# [DATA EXCERPTS]
▬▬▬
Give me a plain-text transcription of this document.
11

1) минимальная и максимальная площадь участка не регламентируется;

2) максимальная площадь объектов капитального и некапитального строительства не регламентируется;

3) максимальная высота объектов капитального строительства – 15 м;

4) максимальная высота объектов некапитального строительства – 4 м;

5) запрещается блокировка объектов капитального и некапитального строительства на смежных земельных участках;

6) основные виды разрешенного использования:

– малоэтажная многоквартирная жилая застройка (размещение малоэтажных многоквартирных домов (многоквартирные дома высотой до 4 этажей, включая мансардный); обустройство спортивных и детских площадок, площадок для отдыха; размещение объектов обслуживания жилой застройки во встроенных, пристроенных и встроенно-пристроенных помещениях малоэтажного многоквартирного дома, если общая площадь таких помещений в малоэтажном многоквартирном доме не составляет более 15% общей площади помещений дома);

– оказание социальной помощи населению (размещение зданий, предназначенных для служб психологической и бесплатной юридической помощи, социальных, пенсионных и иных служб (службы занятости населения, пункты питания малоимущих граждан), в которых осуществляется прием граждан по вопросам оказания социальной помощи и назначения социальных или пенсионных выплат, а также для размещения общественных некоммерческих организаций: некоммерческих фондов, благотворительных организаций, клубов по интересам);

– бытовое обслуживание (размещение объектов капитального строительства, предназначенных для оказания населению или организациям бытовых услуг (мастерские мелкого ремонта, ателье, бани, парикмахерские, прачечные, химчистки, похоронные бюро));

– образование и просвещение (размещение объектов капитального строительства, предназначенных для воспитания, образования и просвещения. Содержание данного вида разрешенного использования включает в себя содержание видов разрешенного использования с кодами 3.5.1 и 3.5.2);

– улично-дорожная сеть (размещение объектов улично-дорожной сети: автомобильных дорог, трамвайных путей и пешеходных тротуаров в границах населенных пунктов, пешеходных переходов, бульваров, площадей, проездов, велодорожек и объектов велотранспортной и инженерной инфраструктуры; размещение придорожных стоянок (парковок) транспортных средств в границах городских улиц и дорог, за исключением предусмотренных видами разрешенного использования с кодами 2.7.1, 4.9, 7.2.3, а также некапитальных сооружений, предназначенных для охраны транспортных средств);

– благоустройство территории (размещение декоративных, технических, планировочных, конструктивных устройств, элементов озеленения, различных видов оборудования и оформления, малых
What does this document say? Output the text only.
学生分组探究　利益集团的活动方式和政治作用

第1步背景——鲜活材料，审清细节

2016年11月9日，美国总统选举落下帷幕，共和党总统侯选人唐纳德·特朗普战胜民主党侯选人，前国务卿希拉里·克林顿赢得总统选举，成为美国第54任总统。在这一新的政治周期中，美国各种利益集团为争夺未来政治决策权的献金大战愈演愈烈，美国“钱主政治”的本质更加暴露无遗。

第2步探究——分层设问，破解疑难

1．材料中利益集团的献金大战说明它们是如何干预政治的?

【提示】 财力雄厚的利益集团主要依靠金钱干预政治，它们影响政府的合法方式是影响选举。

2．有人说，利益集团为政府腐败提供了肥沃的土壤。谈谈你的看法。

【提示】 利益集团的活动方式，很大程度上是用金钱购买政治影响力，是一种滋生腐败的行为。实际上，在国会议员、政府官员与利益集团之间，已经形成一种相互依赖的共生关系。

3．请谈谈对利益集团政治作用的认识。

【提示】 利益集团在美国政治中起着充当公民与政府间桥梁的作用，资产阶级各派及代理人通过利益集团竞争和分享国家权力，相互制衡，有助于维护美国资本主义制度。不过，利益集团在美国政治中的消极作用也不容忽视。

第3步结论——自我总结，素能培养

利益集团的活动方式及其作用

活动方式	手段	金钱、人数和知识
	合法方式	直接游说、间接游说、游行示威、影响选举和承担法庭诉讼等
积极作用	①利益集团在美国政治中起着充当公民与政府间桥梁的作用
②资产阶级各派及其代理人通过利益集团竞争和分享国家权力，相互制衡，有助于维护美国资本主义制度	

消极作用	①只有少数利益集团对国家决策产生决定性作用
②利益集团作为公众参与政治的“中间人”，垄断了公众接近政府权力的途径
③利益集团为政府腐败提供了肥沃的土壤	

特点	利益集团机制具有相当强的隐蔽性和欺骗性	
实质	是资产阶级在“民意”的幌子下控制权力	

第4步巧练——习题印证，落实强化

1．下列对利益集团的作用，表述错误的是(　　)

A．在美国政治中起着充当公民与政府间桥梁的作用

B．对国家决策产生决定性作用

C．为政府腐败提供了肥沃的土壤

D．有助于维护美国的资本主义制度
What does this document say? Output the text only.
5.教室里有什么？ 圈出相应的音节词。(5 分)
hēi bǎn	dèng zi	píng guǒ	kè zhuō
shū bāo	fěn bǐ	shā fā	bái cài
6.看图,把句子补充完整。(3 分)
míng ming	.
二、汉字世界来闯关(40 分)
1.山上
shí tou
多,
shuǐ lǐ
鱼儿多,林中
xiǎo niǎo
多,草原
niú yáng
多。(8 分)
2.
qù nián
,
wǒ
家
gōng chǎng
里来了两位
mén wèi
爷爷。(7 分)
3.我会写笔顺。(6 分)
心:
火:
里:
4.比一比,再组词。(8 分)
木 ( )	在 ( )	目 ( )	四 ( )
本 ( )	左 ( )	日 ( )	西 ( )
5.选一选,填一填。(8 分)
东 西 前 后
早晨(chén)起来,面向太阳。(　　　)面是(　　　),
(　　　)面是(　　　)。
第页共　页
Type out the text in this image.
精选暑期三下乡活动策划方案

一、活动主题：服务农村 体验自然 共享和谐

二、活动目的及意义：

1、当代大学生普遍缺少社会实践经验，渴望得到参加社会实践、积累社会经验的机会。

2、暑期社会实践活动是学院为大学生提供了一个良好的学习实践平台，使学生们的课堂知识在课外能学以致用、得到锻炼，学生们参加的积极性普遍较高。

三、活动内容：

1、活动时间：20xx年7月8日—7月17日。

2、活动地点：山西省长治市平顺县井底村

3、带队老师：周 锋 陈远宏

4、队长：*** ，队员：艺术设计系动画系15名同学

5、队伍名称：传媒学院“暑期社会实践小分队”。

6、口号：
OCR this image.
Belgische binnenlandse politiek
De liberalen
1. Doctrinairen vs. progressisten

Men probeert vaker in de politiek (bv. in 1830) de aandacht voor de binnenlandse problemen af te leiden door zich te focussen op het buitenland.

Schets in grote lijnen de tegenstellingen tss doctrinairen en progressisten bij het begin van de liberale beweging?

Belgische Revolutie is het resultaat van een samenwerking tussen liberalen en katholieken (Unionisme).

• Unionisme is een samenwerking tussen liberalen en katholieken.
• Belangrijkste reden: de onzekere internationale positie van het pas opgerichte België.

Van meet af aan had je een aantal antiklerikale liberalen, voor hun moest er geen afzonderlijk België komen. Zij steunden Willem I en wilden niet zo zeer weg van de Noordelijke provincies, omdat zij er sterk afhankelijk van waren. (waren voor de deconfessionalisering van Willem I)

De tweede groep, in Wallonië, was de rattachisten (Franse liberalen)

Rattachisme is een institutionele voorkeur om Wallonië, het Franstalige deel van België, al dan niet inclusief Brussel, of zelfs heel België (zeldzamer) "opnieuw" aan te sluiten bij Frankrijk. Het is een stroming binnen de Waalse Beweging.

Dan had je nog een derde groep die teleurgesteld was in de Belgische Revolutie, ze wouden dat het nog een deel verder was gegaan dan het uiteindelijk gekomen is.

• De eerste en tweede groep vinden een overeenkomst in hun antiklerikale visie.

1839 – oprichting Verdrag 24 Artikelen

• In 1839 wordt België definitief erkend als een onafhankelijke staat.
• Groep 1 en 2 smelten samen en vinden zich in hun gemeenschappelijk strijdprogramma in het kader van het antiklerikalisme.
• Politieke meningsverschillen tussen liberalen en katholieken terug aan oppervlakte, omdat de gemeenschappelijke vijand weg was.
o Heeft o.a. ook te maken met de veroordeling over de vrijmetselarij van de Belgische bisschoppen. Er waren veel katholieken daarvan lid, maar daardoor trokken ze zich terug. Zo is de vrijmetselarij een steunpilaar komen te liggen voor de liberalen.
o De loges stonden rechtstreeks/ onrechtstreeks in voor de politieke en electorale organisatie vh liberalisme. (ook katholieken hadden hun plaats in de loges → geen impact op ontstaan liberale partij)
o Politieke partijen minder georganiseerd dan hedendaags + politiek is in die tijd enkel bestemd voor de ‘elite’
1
▬▬▬
# [WORK INSTRUCTIONS]
Identify and copy lines that hold the string "相互制衡".

# [ANSWER TO THE TASK]
【提示】 利益集团在美国政治中起着充当公民与政府间桥梁的作用，资产阶级各派及代理人通过利益集团竞争和分享国家权力，相互制衡，有助于维护美国资本主义制度。不过，利益集团在美国政治中的消极作用也不容忽视。
②资产阶级各派及其代理人通过利益集团竞争和分享国家权力，相互制衡，有助于维护美国资本主义制度	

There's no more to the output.